Figure record extracts

⟨

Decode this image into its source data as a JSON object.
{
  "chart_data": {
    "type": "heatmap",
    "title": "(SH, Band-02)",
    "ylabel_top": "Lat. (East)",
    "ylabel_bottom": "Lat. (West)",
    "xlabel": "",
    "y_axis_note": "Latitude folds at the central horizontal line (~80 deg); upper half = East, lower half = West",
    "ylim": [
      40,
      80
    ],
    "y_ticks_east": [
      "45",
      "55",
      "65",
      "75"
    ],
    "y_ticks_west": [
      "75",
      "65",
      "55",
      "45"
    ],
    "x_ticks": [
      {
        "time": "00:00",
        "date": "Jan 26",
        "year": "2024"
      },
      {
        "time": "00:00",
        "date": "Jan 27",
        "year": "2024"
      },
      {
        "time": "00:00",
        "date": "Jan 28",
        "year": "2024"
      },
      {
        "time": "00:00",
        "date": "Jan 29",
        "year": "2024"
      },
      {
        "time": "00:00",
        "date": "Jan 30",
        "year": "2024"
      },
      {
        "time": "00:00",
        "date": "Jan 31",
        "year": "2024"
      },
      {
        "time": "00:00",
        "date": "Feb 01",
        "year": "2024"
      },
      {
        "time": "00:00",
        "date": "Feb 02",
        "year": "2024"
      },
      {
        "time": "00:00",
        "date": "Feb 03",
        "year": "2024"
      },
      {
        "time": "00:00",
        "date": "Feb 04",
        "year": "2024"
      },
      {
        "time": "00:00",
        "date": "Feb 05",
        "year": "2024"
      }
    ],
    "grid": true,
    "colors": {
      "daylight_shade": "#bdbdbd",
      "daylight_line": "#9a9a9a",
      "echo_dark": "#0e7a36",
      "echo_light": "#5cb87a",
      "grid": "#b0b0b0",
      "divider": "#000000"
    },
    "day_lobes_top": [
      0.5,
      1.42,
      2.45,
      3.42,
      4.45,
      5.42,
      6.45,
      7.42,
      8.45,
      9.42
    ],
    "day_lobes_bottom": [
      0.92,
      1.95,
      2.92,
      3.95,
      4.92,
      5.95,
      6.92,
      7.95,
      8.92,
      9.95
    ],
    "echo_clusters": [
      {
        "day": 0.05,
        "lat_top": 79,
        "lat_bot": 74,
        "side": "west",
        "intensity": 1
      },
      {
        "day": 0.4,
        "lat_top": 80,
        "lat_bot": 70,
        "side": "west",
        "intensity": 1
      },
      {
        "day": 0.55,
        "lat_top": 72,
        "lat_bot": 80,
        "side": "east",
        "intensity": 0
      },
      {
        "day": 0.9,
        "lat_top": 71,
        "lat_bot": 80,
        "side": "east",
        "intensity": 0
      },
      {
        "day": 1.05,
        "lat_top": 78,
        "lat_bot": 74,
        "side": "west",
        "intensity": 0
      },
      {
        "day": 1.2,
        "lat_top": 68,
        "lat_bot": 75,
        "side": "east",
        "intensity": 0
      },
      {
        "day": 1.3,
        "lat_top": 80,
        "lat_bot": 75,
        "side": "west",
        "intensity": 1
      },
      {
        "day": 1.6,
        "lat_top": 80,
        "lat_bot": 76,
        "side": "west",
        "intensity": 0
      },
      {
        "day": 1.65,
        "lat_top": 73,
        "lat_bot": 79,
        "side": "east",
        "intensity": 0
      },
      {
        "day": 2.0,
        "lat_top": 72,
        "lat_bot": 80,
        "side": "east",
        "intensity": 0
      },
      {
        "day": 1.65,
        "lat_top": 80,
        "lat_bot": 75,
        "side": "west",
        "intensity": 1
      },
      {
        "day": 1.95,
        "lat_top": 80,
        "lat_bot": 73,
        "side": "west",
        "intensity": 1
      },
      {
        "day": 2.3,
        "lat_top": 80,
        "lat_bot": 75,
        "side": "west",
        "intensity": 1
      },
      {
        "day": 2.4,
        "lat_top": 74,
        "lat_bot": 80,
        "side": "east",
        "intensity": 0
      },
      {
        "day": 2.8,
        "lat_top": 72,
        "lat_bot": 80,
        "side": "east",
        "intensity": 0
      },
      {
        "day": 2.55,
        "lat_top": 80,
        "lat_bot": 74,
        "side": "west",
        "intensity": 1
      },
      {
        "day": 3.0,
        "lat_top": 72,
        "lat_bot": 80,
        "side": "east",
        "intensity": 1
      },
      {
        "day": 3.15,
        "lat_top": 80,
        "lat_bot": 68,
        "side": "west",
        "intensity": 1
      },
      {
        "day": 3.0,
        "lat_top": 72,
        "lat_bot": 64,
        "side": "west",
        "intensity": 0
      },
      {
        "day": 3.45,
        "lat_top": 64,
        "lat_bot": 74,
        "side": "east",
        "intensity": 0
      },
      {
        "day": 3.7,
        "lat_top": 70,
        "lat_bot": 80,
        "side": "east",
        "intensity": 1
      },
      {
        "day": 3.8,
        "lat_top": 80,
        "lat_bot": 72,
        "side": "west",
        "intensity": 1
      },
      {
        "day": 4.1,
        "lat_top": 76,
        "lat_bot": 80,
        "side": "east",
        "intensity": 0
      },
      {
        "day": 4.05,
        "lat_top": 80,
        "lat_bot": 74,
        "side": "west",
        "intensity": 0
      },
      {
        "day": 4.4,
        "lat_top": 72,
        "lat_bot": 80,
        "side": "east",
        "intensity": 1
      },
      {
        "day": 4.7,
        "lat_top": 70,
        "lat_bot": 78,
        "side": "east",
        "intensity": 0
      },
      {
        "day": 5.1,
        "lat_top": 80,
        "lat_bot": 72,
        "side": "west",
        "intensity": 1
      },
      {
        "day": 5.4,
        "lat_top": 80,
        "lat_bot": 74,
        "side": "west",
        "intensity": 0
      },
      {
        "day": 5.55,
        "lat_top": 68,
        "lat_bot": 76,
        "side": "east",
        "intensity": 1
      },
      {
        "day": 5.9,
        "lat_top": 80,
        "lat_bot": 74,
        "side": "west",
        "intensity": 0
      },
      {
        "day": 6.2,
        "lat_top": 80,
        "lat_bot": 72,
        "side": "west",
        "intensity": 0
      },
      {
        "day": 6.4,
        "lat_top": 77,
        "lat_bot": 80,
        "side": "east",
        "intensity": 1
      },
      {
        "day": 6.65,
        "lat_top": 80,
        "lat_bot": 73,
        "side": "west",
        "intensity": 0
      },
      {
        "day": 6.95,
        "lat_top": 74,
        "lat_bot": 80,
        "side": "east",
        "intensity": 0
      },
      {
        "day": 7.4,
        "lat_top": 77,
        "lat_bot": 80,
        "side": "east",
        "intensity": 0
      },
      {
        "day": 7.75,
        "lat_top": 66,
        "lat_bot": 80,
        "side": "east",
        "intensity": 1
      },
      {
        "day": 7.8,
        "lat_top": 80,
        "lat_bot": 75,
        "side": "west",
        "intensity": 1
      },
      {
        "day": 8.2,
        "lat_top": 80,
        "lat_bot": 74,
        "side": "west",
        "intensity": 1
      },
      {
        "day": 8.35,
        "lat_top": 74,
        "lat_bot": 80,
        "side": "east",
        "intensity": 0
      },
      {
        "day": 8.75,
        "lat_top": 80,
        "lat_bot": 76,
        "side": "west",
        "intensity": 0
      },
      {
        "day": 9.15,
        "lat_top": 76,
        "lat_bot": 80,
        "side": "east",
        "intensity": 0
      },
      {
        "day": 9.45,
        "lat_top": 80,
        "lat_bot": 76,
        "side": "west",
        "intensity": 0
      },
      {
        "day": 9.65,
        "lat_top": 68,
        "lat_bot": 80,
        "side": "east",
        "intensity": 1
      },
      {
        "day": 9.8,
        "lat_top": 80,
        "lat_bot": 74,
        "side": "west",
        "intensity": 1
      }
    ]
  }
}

⟩

**What is asked:**
The listing above must be transcribed exactly, line by line.

**Written solution:**
Decode this image into its source data as a JSON object.
{
  "chart_data": {
    "type": "heatmap",
    "title": "(SH, Band-02)",
    "ylabel_top": "Lat. (East)",
    "ylabel_bottom": "Lat. (West)",
    "xlabel": "",
    "y_axis_note": "Latitude folds at the central horizontal line (~80 deg); upper half = East, lower half = West",
    "ylim": [
      40,
      80
    ],
    "y_ticks_east": [
      "45",
      "55",
      "65",
      "75"
    ],
    "y_ticks_west": [
      "75",
      "65",
      "55",
      "45"
    ],
    "x_ticks": [
      {
        "time": "00:00",
        "date": "Jan 26",
        "year": "2024"
      },
      {
        "time": "00:00",
        "date": "Jan 27",
        "year": "2024"
      },
      {
        "time": "00:00",
        "date": "Jan 28",
        "year": "2024"
      },
      {
        "time": "00:00",
        "date": "Jan 29",
        "year": "2024"
      },
      {
        "time": "00:00",
        "date": "Jan 30",
        "year": "2024"
      },
      {
        "time": "00:00",
        "date": "Jan 31",
        "year": "2024"
      },
      {
        "time": "00:00",
        "date": "Feb 01",
        "year": "2024"
      },
      {
        "time": "00:00",
        "date": "Feb 02",
        "year": "2024"
      },
      {
        "time": "00:00",
        "date": "Feb 03",
        "year": "2024"
      },
      {
        "time": "00:00",
        "date": "Feb 04",
        "year": "2024"
      },
      {
        "time": "00:00",
        "date": "Feb 05",
        "year": "2024"
      }
    ],
    "grid": true,
    "colors": {
      "daylight_shade": "#bdbdbd",
      "daylight_line": "#9a9a9a",
      "echo_dark": "#0e7a36",
      "echo_light": "#5cb87a",
      "grid": "#b0b0b0",
      "divider": "#000000"
    },
    "day_lobes_top": [
      0.5,
      1.42,
      2.45,
      3.42,
      4.45,
      5.42,
      6.45,
      7.42,
      8.45,
      9.42
    ],
    "day_lobes_bottom": [
      0.92,
      1.95,
      2.92,
      3.95,
      4.92,
      5.95,
      6.92,
      7.95,
      8.92,
      9.95
    ],
    "echo_clusters": [
      {
        "day": 0.05,
        "lat_top": 79,
        "lat_bot": 74,
        "side": "west",
        "intensity": 1
      },
      {
        "day": 0.4,
        "lat_top": 80,
        "lat_bot": 70,
        "side": "west",
        "intensity": 1
      },
      {
        "day": 0.55,
        "lat_top": 72,
        "lat_bot": 80,
        "side": "east",
        "intensity": 0
      },
      {
        "day": 0.9,
        "lat_top": 71,
        "lat_bot": 80,
        "side": "east",
        "intensity": 0
      },
      {
        "day": 1.05,
        "lat_top": 78,
        "lat_bot": 74,
        "side": "west",
        "intensity": 0
      },
      {
        "day": 1.2,
        "lat_top": 68,
        "lat_bot": 75,
        "side": "east",
        "intensity": 0
      },
      {
        "day": 1.3,
        "lat_top": 80,
        "lat_bot": 75,
        "side": "west",
        "intensity": 1
      },
      {
        "day": 1.6,
        "lat_top": 80,
        "lat_bot": 76,
        "side": "west",
        "intensity": 0
      },
      {
        "day": 1.65,
        "lat_top": 73,
        "lat_bot": 79,
        "side": "east",
        "intensity": 0
      },
      {
        "day": 2.0,
        "lat_top": 72,
        "lat_bot": 80,
        "side": "east",
        "intensity": 0
      },
      {
        "day": 1.65,
        "lat_top": 80,
        "lat_bot": 75,
        "side": "west",
        "intensity": 1
      },
      {
        "day": 1.95,
        "lat_top": 80,
        "lat_bot": 73,
        "side": "west",
        "intensity": 1
      },
      {
        "day": 2.3,
        "lat_top": 80,
        "lat_bot": 75,
        "side": "west",
        "intensity": 1
      },
      {
        "day": 2.4,
        "lat_top": 74,
        "lat_bot": 80,
        "side": "east",
        "intensity": 0
      },
      {
        "day": 2.8,
        "lat_top": 72,
        "lat_bot": 80,
        "side": "east",
        "intensity": 0
      },
      {
        "day": 2.55,
        "lat_top": 80,
        "lat_bot": 74,
        "side": "west",
        "intensity": 1
      },
      {
        "day": 3.0,
        "lat_top": 72,
        "lat_bot": 80,
        "side": "east",
        "intensity": 1
      },
      {
        "day": 3.15,
        "lat_top": 80,
        "lat_bot": 68,
        "side": "west",
        "intensity": 1
      },
      {
        "day": 3.0,
        "lat_top": 72,
        "lat_bot": 64,
        "side": "west",
        "intensity": 0
      },
      {
        "day": 3.45,
        "lat_top": 64,
        "lat_bot": 74,
        "side": "east",
        "intensity": 0
      },
      {
        "day": 3.7,
        "lat_top": 70,
        "lat_bot": 80,
        "side": "east",
        "intensity": 1
      },
      {
        "day": 3.8,
        "lat_top": 80,
        "lat_bot": 72,
        "side": "west",
        "intensity": 1
      },
      {
        "day": 4.1,
        "lat_top": 76,
        "lat_bot": 80,
        "side": "east",
        "intensity": 0
      },
      {
        "day": 4.05,
        "lat_top": 80,
        "lat_bot": 74,
        "side": "west",
        "intensity": 0
      },
      {
        "day": 4.4,
        "lat_top": 72,
        "lat_bot": 80,
        "side": "east",
        "intensity": 1
      },
      {
        "day": 4.7,
        "lat_top": 70,
        "lat_bot": 78,
        "side": "east",
        "intensity": 0
      },
      {
        "day": 5.1,
        "lat_top": 80,
        "lat_bot": 72,
        "side": "west",
        "intensity": 1
      },
      {
        "day": 5.4,
        "lat_top": 80,
        "lat_bot": 74,
        "side": "west",
        "intensity": 0
      },
      {
        "day": 5.55,
        "lat_top": 68,
        "lat_bot": 76,
        "side": "east",
        "intensity": 1
      },
      {
        "day": 5.9,
        "lat_top": 80,
        "lat_bot": 74,
        "side": "west",
        "intensity": 0
      },
      {
        "day": 6.2,
        "lat_top": 80,
        "lat_bot": 72,
        "side": "west",
        "intensity": 0
      },
      {
        "day": 6.4,
        "lat_top": 77,
        "lat_bot": 80,
        "side": "east",
        "intensity": 1
      },
      {
        "day": 6.65,
        "lat_top": 80,
        "lat_bot": 73,
        "side": "west",
        "intensity": 0
      },
      {
        "day": 6.95,
        "lat_top": 74,
        "lat_bot": 80,
        "side": "east",
        "intensity": 0
      },
      {
        "day": 7.4,
        "lat_top": 77,
        "lat_bot": 80,
        "side": "east",
        "intensity": 0
      },
      {
        "day": 7.75,
        "lat_top": 66,
        "lat_bot": 80,
        "side": "east",
        "intensity": 1
      },
      {
        "day": 7.8,
        "lat_top": 80,
        "lat_bot": 75,
        "side": "west",
        "intensity": 1
      },
      {
        "day": 8.2,
        "lat_top": 80,
        "lat_bot": 74,
        "side": "west",
        "intensity": 1
      },
      {
        "day": 8.35,
        "lat_top": 74,
        "lat_bot": 80,
        "side": "east",
        "intensity": 0
      },
      {
        "day": 8.75,
        "lat_top": 80,
        "lat_bot": 76,
        "side": "west",
        "intensity": 0
      },
      {
        "day": 9.15,
        "lat_top": 76,
        "lat_bot": 80,
        "side": "east",
        "intensity": 0
      },
      {
        "day": 9.45,
        "lat_top": 80,
        "lat_bot": 76,
        "side": "west",
        "intensity": 0
      },
      {
        "day": 9.65,
        "lat_top": 68,
        "lat_bot": 80,
        "side": "east",
        "intensity": 1
      },
      {
        "day": 9.8,
        "lat_top": 80,
        "lat_bot": 74,
        "side": "west",
        "intensity": 1
      }
    ]
  }
}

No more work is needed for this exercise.